◆ **Task objective**
Make an exact copy of the entries below.
:::::
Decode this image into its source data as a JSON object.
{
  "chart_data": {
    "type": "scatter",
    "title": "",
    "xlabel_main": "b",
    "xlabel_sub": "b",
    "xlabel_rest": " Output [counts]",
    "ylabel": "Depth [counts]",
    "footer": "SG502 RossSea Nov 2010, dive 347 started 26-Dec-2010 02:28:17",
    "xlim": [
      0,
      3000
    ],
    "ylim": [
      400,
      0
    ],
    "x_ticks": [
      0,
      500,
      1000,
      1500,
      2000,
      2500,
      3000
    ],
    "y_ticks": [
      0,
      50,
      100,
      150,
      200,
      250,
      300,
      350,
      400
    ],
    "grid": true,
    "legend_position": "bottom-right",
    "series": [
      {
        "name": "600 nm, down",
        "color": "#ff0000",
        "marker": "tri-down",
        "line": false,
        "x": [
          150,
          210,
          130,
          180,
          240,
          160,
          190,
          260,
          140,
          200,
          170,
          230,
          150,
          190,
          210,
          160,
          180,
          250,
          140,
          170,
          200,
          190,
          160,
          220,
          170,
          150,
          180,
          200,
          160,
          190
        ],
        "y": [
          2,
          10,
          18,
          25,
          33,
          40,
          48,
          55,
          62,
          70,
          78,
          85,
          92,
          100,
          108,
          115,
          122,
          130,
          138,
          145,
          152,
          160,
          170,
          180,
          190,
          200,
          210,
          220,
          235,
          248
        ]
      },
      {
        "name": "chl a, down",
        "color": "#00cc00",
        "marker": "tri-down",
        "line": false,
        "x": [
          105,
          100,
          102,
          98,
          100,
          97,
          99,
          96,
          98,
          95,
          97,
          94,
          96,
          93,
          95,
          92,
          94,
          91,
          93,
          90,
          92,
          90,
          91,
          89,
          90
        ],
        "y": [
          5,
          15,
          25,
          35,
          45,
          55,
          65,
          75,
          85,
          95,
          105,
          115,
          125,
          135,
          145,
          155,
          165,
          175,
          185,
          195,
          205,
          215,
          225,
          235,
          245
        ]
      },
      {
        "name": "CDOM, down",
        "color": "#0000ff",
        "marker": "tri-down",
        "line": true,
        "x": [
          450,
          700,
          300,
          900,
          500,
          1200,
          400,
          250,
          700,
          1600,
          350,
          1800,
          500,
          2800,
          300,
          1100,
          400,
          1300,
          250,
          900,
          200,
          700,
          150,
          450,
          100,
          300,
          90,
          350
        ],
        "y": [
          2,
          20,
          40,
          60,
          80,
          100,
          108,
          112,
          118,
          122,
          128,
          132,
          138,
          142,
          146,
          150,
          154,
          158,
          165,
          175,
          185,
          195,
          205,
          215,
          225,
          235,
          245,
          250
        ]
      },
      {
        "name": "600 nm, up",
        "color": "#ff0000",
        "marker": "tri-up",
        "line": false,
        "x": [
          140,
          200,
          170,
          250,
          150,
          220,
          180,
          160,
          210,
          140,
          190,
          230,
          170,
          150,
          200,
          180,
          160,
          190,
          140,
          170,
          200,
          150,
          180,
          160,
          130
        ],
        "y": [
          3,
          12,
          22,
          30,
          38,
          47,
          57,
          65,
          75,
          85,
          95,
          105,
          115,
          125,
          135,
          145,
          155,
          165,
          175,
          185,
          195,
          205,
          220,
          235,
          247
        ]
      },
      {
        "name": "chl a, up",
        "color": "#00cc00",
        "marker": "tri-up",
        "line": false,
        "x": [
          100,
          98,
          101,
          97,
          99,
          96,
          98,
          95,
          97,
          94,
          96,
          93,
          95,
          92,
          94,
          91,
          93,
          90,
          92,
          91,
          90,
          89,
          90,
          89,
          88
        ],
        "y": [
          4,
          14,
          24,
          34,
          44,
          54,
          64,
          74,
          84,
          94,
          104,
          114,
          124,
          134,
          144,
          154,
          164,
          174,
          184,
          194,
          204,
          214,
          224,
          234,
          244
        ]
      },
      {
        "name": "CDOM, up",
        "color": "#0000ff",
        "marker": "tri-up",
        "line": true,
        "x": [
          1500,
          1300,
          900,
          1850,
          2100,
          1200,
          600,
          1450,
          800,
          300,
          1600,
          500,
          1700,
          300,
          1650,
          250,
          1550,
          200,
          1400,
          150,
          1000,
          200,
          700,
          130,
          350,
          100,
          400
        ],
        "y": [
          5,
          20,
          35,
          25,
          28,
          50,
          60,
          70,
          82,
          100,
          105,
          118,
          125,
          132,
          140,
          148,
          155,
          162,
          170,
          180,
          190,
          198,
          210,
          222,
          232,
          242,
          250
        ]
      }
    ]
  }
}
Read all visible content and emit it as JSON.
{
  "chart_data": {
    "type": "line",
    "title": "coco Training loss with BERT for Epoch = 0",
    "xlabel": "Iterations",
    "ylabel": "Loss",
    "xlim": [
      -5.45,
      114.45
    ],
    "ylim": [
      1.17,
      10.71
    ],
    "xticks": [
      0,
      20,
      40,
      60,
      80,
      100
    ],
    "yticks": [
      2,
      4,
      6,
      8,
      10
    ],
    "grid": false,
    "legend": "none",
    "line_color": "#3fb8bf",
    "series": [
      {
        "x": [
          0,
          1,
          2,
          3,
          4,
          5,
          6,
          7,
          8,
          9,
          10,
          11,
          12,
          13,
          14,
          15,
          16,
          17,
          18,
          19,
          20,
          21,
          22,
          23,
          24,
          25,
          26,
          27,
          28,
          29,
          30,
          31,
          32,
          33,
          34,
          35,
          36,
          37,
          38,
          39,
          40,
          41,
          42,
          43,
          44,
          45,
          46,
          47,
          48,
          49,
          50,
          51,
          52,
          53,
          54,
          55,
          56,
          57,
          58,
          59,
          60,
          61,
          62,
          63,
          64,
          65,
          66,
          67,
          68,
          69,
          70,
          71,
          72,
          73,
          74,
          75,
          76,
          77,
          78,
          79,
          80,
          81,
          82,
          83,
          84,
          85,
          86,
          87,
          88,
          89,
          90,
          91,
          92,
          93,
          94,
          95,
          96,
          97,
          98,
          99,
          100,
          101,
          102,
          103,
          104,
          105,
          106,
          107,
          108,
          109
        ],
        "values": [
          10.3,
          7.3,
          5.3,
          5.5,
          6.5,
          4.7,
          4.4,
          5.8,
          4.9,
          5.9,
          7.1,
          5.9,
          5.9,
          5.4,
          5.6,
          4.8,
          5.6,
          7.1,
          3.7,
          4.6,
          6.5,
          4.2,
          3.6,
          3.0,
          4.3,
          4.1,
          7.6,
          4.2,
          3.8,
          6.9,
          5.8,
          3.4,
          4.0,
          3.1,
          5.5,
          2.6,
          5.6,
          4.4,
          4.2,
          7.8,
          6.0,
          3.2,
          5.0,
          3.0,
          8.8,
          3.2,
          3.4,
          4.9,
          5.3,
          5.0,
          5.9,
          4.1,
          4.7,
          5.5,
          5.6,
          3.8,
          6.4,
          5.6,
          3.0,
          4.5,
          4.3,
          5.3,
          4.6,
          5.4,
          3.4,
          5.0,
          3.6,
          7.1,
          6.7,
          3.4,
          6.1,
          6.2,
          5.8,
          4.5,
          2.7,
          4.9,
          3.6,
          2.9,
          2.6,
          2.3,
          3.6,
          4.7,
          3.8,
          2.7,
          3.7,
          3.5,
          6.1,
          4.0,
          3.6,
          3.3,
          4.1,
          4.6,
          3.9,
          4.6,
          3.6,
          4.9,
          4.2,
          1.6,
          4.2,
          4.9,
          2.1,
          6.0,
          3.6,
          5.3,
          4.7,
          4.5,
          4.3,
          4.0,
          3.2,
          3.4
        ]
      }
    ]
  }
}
:::::
◆ **Answer to this problem**
Decode this image into its source data as a JSON object.
{
  "chart_data": {
    "type": "scatter",
    "title": "",
    "xlabel_main": "b",
    "xlabel_sub": "b",
    "xlabel_rest": " Output [counts]",
    "ylabel": "Depth [counts]",
    "footer": "SG502 RossSea Nov 2010, dive 347 started 26-Dec-2010 02:28:17",
    "xlim": [
      0,
      3000
    ],
    "ylim": [
      400,
      0
    ],
    "x_ticks": [
      0,
      500,
      1000,
      1500,
      2000,
      2500,
      3000
    ],
    "y_ticks": [
      0,
      50,
      100,
      150,
      200,
      250,
      300,
      350,
      400
    ],
    "grid": true,
    "legend_position": "bottom-right",
    "series": [
      {
        "name": "600 nm, down",
        "color": "#ff0000",
        "marker": "tri-down",
        "line": false,
        "x": [
          150,
          210,
          130,
          180,
          240,
          160,
          190,
          260,
          140,
          200,
          170,
          230,
          150,
          190,
          210,
          160,
          180,
          250,
          140,
          170,
          200,
          190,
          160,
          220,
          170,
          150,
          180,
          200,
          160,
          190
        ],
        "y": [
          2,
          10,
          18,
          25,
          33,
          40,
          48,
          55,
          62,
          70,
          78,
          85,
          92,
          100,
          108,
          115,
          122,
          130,
          138,
          145,
          152,
          160,
          170,
          180,
          190,
          200,
          210,
          220,
          235,
          248
        ]
      },
      {
        "name": "chl a, down",
        "color": "#00cc00",
        "marker": "tri-down",
        "line": false,
        "x": [
          105,
          100,
          102,
          98,
          100,
          97,
          99,
          96,
          98,
          95,
          97,
          94,
          96,
          93,
          95,
          92,
          94,
          91,
          93,
          90,
          92,
          90,
          91,
          89,
          90
        ],
        "y": [
          5,
          15,
          25,
          35,
          45,
          55,
          65,
          75,
          85,
          95,
          105,
          115,
          125,
          135,
          145,
          155,
          165,
          175,
          185,
          195,
          205,
          215,
          225,
          235,
          245
        ]
      },
      {
        "name": "CDOM, down",
        "color": "#0000ff",
        "marker": "tri-down",
        "line": true,
        "x": [
          450,
          700,
          300,
          900,
          500,
          1200,
          400,
          250,
          700,
          1600,
          350,
          1800,
          500,
          2800,
          300,
          1100,
          400,
          1300,
          250,
          900,
          200,
          700,
          150,
          450,
          100,
          300,
          90,
          350
        ],
        "y": [
          2,
          20,
          40,
          60,
          80,
          100,
          108,
          112,
          118,
          122,
          128,
          132,
          138,
          142,
          146,
          150,
          154,
          158,
          165,
          175,
          185,
          195,
          205,
          215,
          225,
          235,
          245,
          250
        ]
      },
      {
        "name": "600 nm, up",
        "color": "#ff0000",
        "marker": "tri-up",
        "line": false,
        "x": [
          140,
          200,
          170,
          250,
          150,
          220,
          180,
          160,
          210,
          140,
          190,
          230,
          170,
          150,
          200,
          180,
          160,
          190,
          140,
          170,
          200,
          150,
          180,
          160,
          130
        ],
        "y": [
          3,
          12,
          22,
          30,
          38,
          47,
          57,
          65,
          75,
          85,
          95,
          105,
          115,
          125,
          135,
          145,
          155,
          165,
          175,
          185,
          195,
          205,
          220,
          235,
          247
        ]
      },
      {
        "name": "chl a, up",
        "color": "#00cc00",
        "marker": "tri-up",
        "line": false,
        "x": [
          100,
          98,
          101,
          97,
          99,
          96,
          98,
          95,
          97,
          94,
          96,
          93,
          95,
          92,
          94,
          91,
          93,
          90,
          92,
          91,
          90,
          89,
          90,
          89,
          88
        ],
        "y": [
          4,
          14,
          24,
          34,
          44,
          54,
          64,
          74,
          84,
          94,
          104,
          114,
          124,
          134,
          144,
          154,
          164,
          174,
          184,
          194,
          204,
          214,
          224,
          234,
          244
        ]
      },
      {
        "name": "CDOM, up",
        "color": "#0000ff",
        "marker": "tri-up",
        "line": true,
        "x": [
          1500,
          1300,
          900,
          1850,
          2100,
          1200,
          600,
          1450,
          800,
          300,
          1600,
          500,
          1700,
          300,
          1650,
          250,
          1550,
          200,
          1400,
          150,
          1000,
          200,
          700,
          130,
          350,
          100,
          400
        ],
        "y": [
          5,
          20,
          35,
          25,
          28,
          50,
          60,
          70,
          82,
          100,
          105,
          118,
          125,
          132,
          140,
          148,
          155,
          162,
          170,
          180,
          190,
          198,
          210,
          222,
          232,
          242,
          250
        ]
      }
    ]
  }
}
Read all visible content and emit it as JSON.
{
  "chart_data": {
    "type": "line",
    "title": "coco Training loss with BERT for Epoch = 0",
    "xlabel": "Iterations",
    "ylabel": "Loss",
    "xlim": [
      -5.45,
      114.45
    ],
    "ylim": [
      1.17,
      10.71
    ],
    "xticks": [
      0,
      20,
      40,
      60,
      80,
      100
    ],
    "yticks": [
      2,
      4,
      6,
      8,
      10
    ],
    "grid": false,
    "legend": "none",
    "line_color": "#3fb8bf",
    "series": [
      {
        "x": [
          0,
          1,
          2,
          3,
          4,
          5,
          6,
          7,
          8,
          9,
          10,
          11,
          12,
          13,
          14,
          15,
          16,
          17,
          18,
          19,
          20,
          21,
          22,
          23,
          24,
          25,
          26,
          27,
          28,
          29,
          30,
          31,
          32,
          33,
          34,
          35,
          36,
          37,
          38,
          39,
          40,
          41,
          42,
          43,
          44,
          45,
          46,
          47,
          48,
          49,
          50,
          51,
          52,
          53,
          54,
          55,
          56,
          57,
          58,
          59,
          60,
          61,
          62,
          63,
          64,
          65,
          66,
          67,
          68,
          69,
          70,
          71,
          72,
          73,
          74,
          75,
          76,
          77,
          78,
          79,
          80,
          81,
          82,
          83,
          84,
          85,
          86,
          87,
          88,
          89,
          90,
          91,
          92,
          93,
          94,
          95,
          96,
          97,
          98,
          99,
          100,
          101,
          102,
          103,
          104,
          105,
          106,
          107,
          108,
          109
        ],
        "values": [
          10.3,
          7.3,
          5.3,
          5.5,
          6.5,
          4.7,
          4.4,
          5.8,
          4.9,
          5.9,
          7.1,
          5.9,
          5.9,
          5.4,
          5.6,
          4.8,
          5.6,
          7.1,
          3.7,
          4.6,
          6.5,
          4.2,
          3.6,
          3.0,
          4.3,
          4.1,
          7.6,
          4.2,
          3.8,
          6.9,
          5.8,
          3.4,
          4.0,
          3.1,
          5.5,
          2.6,
          5.6,
          4.4,
          4.2,
          7.8,
          6.0,
          3.2,
          5.0,
          3.0,
          8.8,
          3.2,
          3.4,
          4.9,
          5.3,
          5.0,
          5.9,
          4.1,
          4.7,
          5.5,
          5.6,
          3.8,
          6.4,
          5.6,
          3.0,
          4.5,
          4.3,
          5.3,
          4.6,
          5.4,
          3.4,
          5.0,
          3.6,
          7.1,
          6.7,
          3.4,
          6.1,
          6.2,
          5.8,
          4.5,
          2.7,
          4.9,
          3.6,
          2.9,
          2.6,
          2.3,
          3.6,
          4.7,
          3.8,
          2.7,
          3.7,
          3.5,
          6.1,
          4.0,
          3.6,
          3.3,
          4.1,
          4.6,
          3.9,
          4.6,
          3.6,
          4.9,
          4.2,
          1.6,
          4.2,
          4.9,
          2.1,
          6.0,
          3.6,
          5.3,
          4.7,
          4.5,
          4.3,
          4.0,
          3.2,
          3.4
        ]
      }
    ]
  }
}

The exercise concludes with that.